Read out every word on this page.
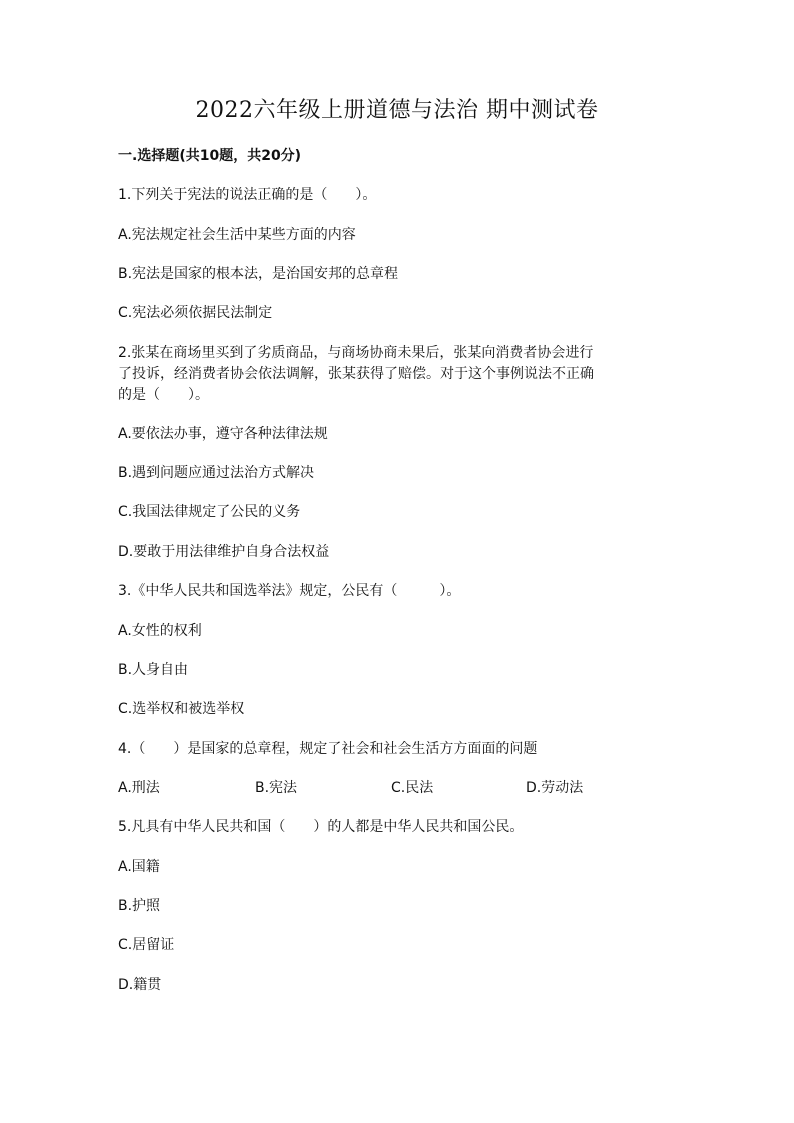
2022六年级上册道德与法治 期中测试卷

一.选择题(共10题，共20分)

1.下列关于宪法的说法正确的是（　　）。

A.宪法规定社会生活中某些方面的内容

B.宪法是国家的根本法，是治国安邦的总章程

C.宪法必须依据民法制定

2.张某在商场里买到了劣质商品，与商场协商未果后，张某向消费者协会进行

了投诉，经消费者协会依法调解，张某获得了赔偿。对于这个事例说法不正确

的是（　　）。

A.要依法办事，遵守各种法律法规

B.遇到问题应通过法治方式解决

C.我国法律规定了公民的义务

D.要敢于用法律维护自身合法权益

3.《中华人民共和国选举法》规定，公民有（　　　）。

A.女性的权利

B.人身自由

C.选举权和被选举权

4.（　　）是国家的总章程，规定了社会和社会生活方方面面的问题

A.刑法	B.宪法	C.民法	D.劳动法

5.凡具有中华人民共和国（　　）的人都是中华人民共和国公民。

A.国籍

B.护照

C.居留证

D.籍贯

[EXERCISE DESCRIPTION] Print every record above exactly as written, leaving out the pictures.

[ANSWER FOR THE TASK]
Read out every word on this page.
2022六年级上册道德与法治 期中测试卷

一.选择题(共10题，共20分)

1.下列关于宪法的说法正确的是（　　）。

A.宪法规定社会生活中某些方面的内容

B.宪法是国家的根本法，是治国安邦的总章程

C.宪法必须依据民法制定

2.张某在商场里买到了劣质商品，与商场协商未果后，张某向消费者协会进行

了投诉，经消费者协会依法调解，张某获得了赔偿。对于这个事例说法不正确

的是（　　）。

A.要依法办事，遵守各种法律法规

B.遇到问题应通过法治方式解决

C.我国法律规定了公民的义务

D.要敢于用法律维护自身合法权益

3.《中华人民共和国选举法》规定，公民有（　　　）。

A.女性的权利

B.人身自由

C.选举权和被选举权

4.（　　）是国家的总章程，规定了社会和社会生活方方面面的问题

A.刑法	B.宪法	C.民法	D.劳动法

5.凡具有中华人民共和国（　　）的人都是中华人民共和国公民。

A.国籍

B.护照

C.居留证

D.籍贯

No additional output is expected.